INDICACIONES:
(1) Actualiza el texto sobre la violencia de la posguerra de "Cuatro historiadores prueban" a "la Iglesia católica'.", poniendo "terror abierto" donde dice "terror caliente".
(2) En el texto sobre la violencia de la posguerra, convierte en una lista breve el párrafo que empieza con "Al menos 50.000 personas fueron ejecutadas" sin perder sus datos principales.
(3) Sigue escribiendo el texto sobre la violencia de la posguerra a partir de su última oración.

TEXTO PROPORCIONADO:
--------------------------------

Cuatro historiadores prueban el exterminio de 50.000 'rojos' durante la posguerra

El país
Un libro coordinado por Julián Casanova relata el paso del terror caliente a la violencia oculta

Al menos 50.000 personas fueron ejecutadas en España entre el 1 de abril de 1939 (día del fin oficial de la guerra civil española) y 1946. El dato lo ofrece el libro colectivo Morir, matar, sobrevivir. La violencia en la dictadura de Franco, que ha editado Crítica. Coordinado por Julián Casanova, incluye además textos de Francisco Espinosa, Conxita Mir y Francisco Moreno, que documentan el paso del terror caliente de la guerra civil a la violencia fría y oculta de la dictadura. Una violencia, dice Casanova, que 'contó con la complicidad de una amplia base social y de la Iglesia católica'.
La sublevación franquista del 18 de julio de 1936 fue mucho más que un golpe de Estado más o menos irracional. La violencia que siguió al alzamiento africanista obedeció a un plan previo de exterminio y represión cuyo objetivo era arrasar todo lo relacionado con la República y aniquilar a sus protagonistas, sus familias y sus amigos. Ese organizado proceso genocida, que se cobró 100.000 víctimas en la zona nacional entre julio del 36 y abril del 39 al calor del terror bélico (60.000 en la zona roja), se prolongó en una sedienta cascada de venganzas, delaciones y ejecuciones sumarias tras la guerra hasta que cayó el eje Berlín-Roma: 50.000 rojos más fueron asesinados por la maquinaria del terror franquista entre 1939 y 1946, y a esa cifra hay que sumar las víctimas que aún no han sido registradas (se calcula que pueden ser 13.000) en las últimas zonas republicanas: gran parte de Madrid, Toledo, Badajoz, Vizcaya...
Estos datos escalofriantes son la gran novedad de este libro, concebido por el profesor de Historia Contemporánea de la Universidad de Zaragoza Julián Casanova para 'tratar de equilibrar la desmemoria en que el tiempo, la historiografía y la transición sumieron a las víctimas de la guerra civil y la posguerra incivil'.

--------------------------------

Registros de maquetación:
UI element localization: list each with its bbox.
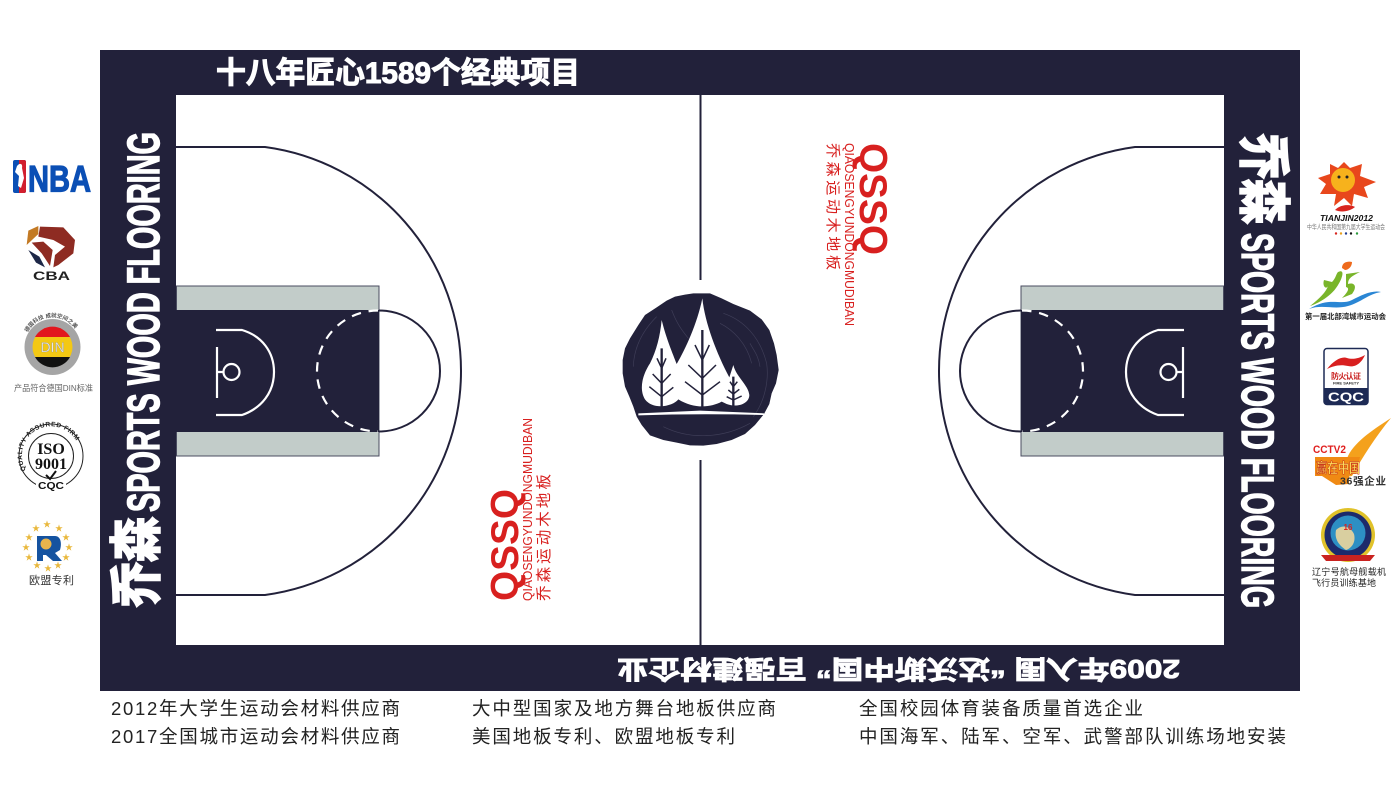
flame streak — [1340, 418, 1391, 478]
court white floor — [176, 95, 1224, 645]
credential column 2 — [472, 698, 776, 747]
ball orange panel — [27, 226, 38, 245]
NBA emblem — [13, 160, 26, 193]
icon: ISO 9001 logo — [18, 422, 84, 492]
icon: EU patent stars: ★ — [54, 561, 62, 570]
pinyin lower: QIAOSENGYUNDONGMUDIBAN — [521, 418, 535, 601]
QSSQ wordmark lower: QSSQ — [484, 489, 527, 601]
logo wood rings — [633, 310, 767, 436]
9001 text: 9001 — [35, 456, 67, 473]
credential column 3: 中国海军、陆军、空军、武警部队训练场地安装 — [859, 726, 1286, 747]
free-throw circle solid right — [960, 310, 1021, 432]
ISO outer ring — [19, 424, 83, 488]
icon: EU patent stars: ★ — [62, 533, 70, 542]
CCTV2 label: CCTV2 — [1313, 444, 1346, 456]
panel: basketball court — [100, 50, 1300, 691]
flame — [1342, 262, 1352, 270]
icon: DIN logo: 德国科技 成就空间之美 — [24, 312, 78, 332]
CBA ball — [27, 226, 75, 267]
free-throw lane right — [1021, 286, 1224, 456]
icon: ISO 9001 logo: QUALITY ASSURED FIRM — [18, 422, 80, 472]
heading: top banner: 十八年匠心1589个经典项目 — [216, 57, 580, 90]
green figure 25 — [1310, 271, 1360, 306]
chinese name lower: 乔森运动木地板 — [535, 474, 553, 601]
badge land — [1336, 527, 1355, 550]
three-point line left — [176, 147, 461, 595]
free-throw circle solid left — [379, 310, 440, 432]
key dark left — [176, 310, 379, 432]
icon: EU patent stars: ★ — [25, 553, 33, 562]
icon: Beibu Gulf games logo — [1309, 262, 1381, 309]
icon: CCTV2 win in China — [1313, 418, 1391, 488]
logo tree silhouettes — [642, 298, 749, 406]
heading: bottom banner upside down: 2009年入围 “达沃斯中国” 百强建材企业 — [617, 655, 1180, 683]
icon: fire safety CQC badge: CQC — [1328, 390, 1365, 404]
panel: right event logos — [1305, 162, 1391, 588]
icon: EU patent stars: ★ — [62, 553, 70, 562]
NBA wordmark: NBA — [28, 158, 91, 200]
sun face — [1331, 168, 1355, 192]
logo wood slice — [623, 293, 779, 446]
icon: navy training base badge — [1321, 508, 1375, 562]
key dark right — [1021, 310, 1224, 432]
icon: EU patent stars: ★ — [65, 543, 73, 552]
ISO ring lettering — [22, 426, 80, 470]
badge sea disc — [1330, 516, 1366, 550]
blue wave — [1309, 292, 1381, 309]
centre line — [700, 95, 702, 645]
36 enterprises label: 36强企业 — [1340, 474, 1386, 488]
icon: fire safety CQC badge — [1324, 348, 1368, 404]
left half court markings — [176, 147, 461, 595]
pinyin upper: QIAOSENGYUNDONGMUDIBAN — [842, 143, 856, 326]
sun rays — [1318, 162, 1376, 206]
badge number: 16 — [1344, 523, 1353, 532]
icon: Tianjin 2012 sun mascot — [1318, 162, 1376, 211]
ISO text: ISO — [37, 441, 65, 458]
left brand chinese: 乔森 — [109, 517, 167, 607]
badge ribbon — [1321, 555, 1375, 561]
free-throw circle dashed right — [1022, 310, 1083, 432]
logo tree branches — [662, 330, 733, 407]
navy caption: 飞行员训练基地 — [1312, 577, 1376, 588]
right side banner — [1232, 134, 1291, 608]
DIN ring — [24, 319, 80, 375]
mascot eyes — [1338, 176, 1340, 178]
brand mark upper right — [824, 143, 894, 326]
text block: bottom credentials — [111, 698, 1286, 747]
credential column 1 — [111, 698, 400, 747]
navy caption — [1312, 566, 1386, 588]
icon: centre tree logo — [623, 293, 779, 446]
icon: NBA logo — [13, 158, 91, 200]
CQC badge — [36, 481, 66, 490]
badge label: 防火认证 — [1331, 371, 1361, 381]
credential column 1: 2017全国城市运动会材料供应商 — [111, 726, 400, 747]
left side banner — [109, 132, 169, 607]
CBA wordmark: CBA — [33, 269, 70, 283]
hoop left — [224, 364, 240, 380]
icon: EU patent stars: ★ — [44, 564, 52, 573]
ball centre panel — [32, 242, 53, 266]
mascot tail — [1335, 205, 1355, 211]
logo ground — [638, 411, 764, 415]
DIN colour bands — [35, 327, 70, 337]
EU patent caption: 欧盟专利 — [29, 573, 74, 587]
badge frame — [1324, 348, 1368, 404]
badge gold ring — [1321, 508, 1375, 562]
panel: left certification logos — [13, 158, 93, 587]
credential column 3: 全国校园体育装备质量首选企业 — [859, 698, 1143, 719]
DIN top caption — [25, 317, 80, 340]
Beibu caption: 第一届北部湾城市运动会 — [1305, 311, 1386, 321]
icon: CCTV2 win in China: 赢在中国 — [1316, 460, 1360, 476]
credential column 1: 2012年大学生运动会材料供应商 — [111, 698, 400, 719]
slogan badge — [1315, 457, 1360, 485]
court dark border — [100, 50, 1300, 691]
badge flag — [1327, 355, 1365, 369]
ball navy panel — [28, 250, 45, 267]
logo small branches — [649, 345, 742, 400]
right brand chinese: 乔森 — [1233, 134, 1291, 224]
icon: EU patent stars — [22, 520, 73, 573]
hoop right — [1160, 364, 1176, 380]
credential column 2: 大中型国家及地方舞台地板供应商 — [472, 698, 776, 719]
right half court markings — [939, 147, 1224, 595]
restricted arc left — [216, 330, 274, 415]
ball red panel — [38, 227, 75, 267]
EU star ring: ★ — [43, 520, 51, 529]
DIN text: DIN — [40, 339, 65, 355]
icon: EU patent stars: ★ — [22, 543, 30, 552]
Tianjin wordmark: TIANJIN2012 — [1320, 213, 1373, 223]
credential column 2: 美国地板专利、欧盟地板专利 — [472, 726, 735, 747]
icon: DIN logo — [24, 312, 80, 375]
free-throw lane left — [176, 286, 379, 456]
icon: EU patent stars: ★ — [33, 561, 41, 570]
EU R mark — [37, 536, 62, 561]
icon: EU patent stars: ★ — [32, 524, 40, 533]
navy caption: 辽宁号航母舰载机 — [1312, 566, 1386, 577]
badge footer — [1324, 388, 1368, 404]
credential column 3 — [859, 698, 1286, 747]
QSSQ wordmark upper: QSSQ — [851, 143, 894, 255]
brand mark lower left — [484, 418, 553, 601]
free-throw circle dashed left — [317, 310, 378, 432]
icon: CBA logo — [27, 226, 75, 283]
Tianjin colour dots — [1335, 232, 1358, 235]
check mark — [46, 471, 56, 479]
chinese name upper: 乔森运动木地板 — [824, 143, 842, 270]
DIN caption: 产品符合德国DIN标准 — [14, 383, 93, 393]
fire safety text: FIRE SAFETY — [1333, 380, 1359, 386]
restricted arc right — [1126, 330, 1184, 415]
icon: EU patent stars: ★ — [55, 524, 63, 533]
icon: EU patent stars: ★ — [25, 533, 33, 542]
icon: ISO 9001 logo: CQC — [38, 481, 64, 492]
three-point line right — [939, 147, 1224, 595]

--------------------------------

RESULTADOS:
(1)
Cuatro historiadores prueban el exterminio de 50.000 'rojos' durante la posguerra

El país
Un libro coordinado por Julián Casanova relata el paso del terror abierto a la violencia oculta

Al menos 50.000 personas fueron ejecutadas en España entre el 1 de abril de 1939 (día del fin oficial de la guerra civil española) y 1946. El dato lo ofrece el libro colectivo Morir, matar, sobrevivir. La violencia en la dictadura de Franco, que ha editado Crítica. Coordinado por Julián Casanova, incluye además textos de Francisco Espinosa, Conxita Mir y Francisco Moreno, que documentan el paso del terror abierto de la guerra civil a la violencia fría y oculta de la dictadura. Una violencia, dice Casanova, que 'contó con la complicidad de una amplia base social y de la Iglesia católica'.

(2)
- Al menos 50.000 personas fueron ejecutadas en España entre el 1 de abril de 1939, fin oficial de la guerra civil, y 1946.
- La cifra la da el libro colectivo Morir, matar, sobrevivir. La violencia en la dictadura de Franco, editado por Crítica.
- Lo coordina Julián Casanova y reúne también textos de Francisco Espinosa, Conxita Mir y Francisco Moreno.
- Los autores documentan el paso del terror caliente de la guerra civil a la violencia fría y oculta de la dictadura.
- Según Casanova, esa violencia contó con la complicidad de una amplia base social y de la Iglesia católica.

(3)
Casanova cuenta que, investigando en archivos recientemente abiertos, como los de la Ley de Responsabilidades Políticas, y oyendo testimonios nuevos, como los de los hijos arrebatados a sus madres durante y después de la guerra para ser entregados en adopción ilegal (cerca de 10.000, muchos de ellos de mujeres que fueron llevadas a conventos para purificarse), los historiadores han podido conocer en los últimos años las múltiples caras de un terror que funcionó durante casi tres lustros. Y ahora empiezan a hacer balance: 'La represión franquista se organizó por arriba y por abajo. Contó con una base social muy amplia y con la complicidad impune de la Iglesia católica, que se implicó pueblo a pueblo en perseguir y denunciar a los sospechosos de republicanos o rojos. Por un lado, se disparó el terror caliente y arbitrario de la maquinaria militar. Por otro, la violencia se institucionalizó y se legalizó desde 1939. A base de delaciones, informes, control social y moral religiosa. Esas ejecuciones se basaban en tres informes: el del comandante de puesto de la Guardia Civil; el del alcalde, que solía ser el jefe de Falange, y el del cura, que solía ser definitivo'.Esa enorme trama de verdugos voluntarios, 'que se alargó en el tiempo en parte porque la Iglesia no hizo nunca un gesto de reconciliación y en parte porque seguían vigentes el nazismo y el fascismo', respondía, dice Casanova, no sólo a un deseo de venganza exacerbado por décadas de anticlericalismo salvaje (7.000 eclesiásticos y 3.000 miembros de Acción Católica fueron pasados por las armas en la guerra), sino también a un sencillo acto de fe política, de mera supervivencia: la delación suponía la tranquilidad, cuando no un premio concreto para el delator. 'Muchas veces suponía la obtención de un empleo; algunas, incluso, la del mismo puesto de trabajo que ocupó el delatado'.
El libro se detiene en las pequeñas, terribles, historias locales para enseñar el lado más oscuro desde cerca. Francisco Espinosa repasa la microhistoria de Extremadura y Andalucía, 'el territorio de Queipo de Llano', y, a la luz de diversos archivos y documentos militares, refuta la tesis del golpe de Estado que se fue de las manos y se convirtió en contienda fratricida. A su juicio, la represión en esa zona obedeció a un plan de exterminio y terror, a un genocidio cuidadosamente preparado ('no hay que olvidar que la sublevación contó con la ayuda de Alemania', dice Casanova): 'Con apenas oposición ni terror rojo, se asesinó a miles de personas, empezando por Lorca y diversos políticos ilustres y acabando por una cantidad inmensa de jornaleros'.
El control social
Conxita Mir documenta cómo Franco fue recibido como un libertador por los pequeños y medianos propietarios de la Cataluña rural, que había sido colectivizada; narra los entresijos del control social desde abajo (el acoso al adulterio de la férrea moral católica, las delaciones forzosas), y prueba la importancia de los lazos de sangre en las denuncias (muchos delatores fueron familiares de víctimas de los rojos).
Y Francisco Moreno desmitifica en el último capítulo el romanticismo del maquis, al demostrar que el partido comunista acabó organizando a los 7.000 guerrilleros con normas similares a las de los partisanos de la resistencia europea.
'Todas son lecciones muy poco fructíferas', concluye Casanova. 'Pero es nuestro compromiso moral derribar los mitos'.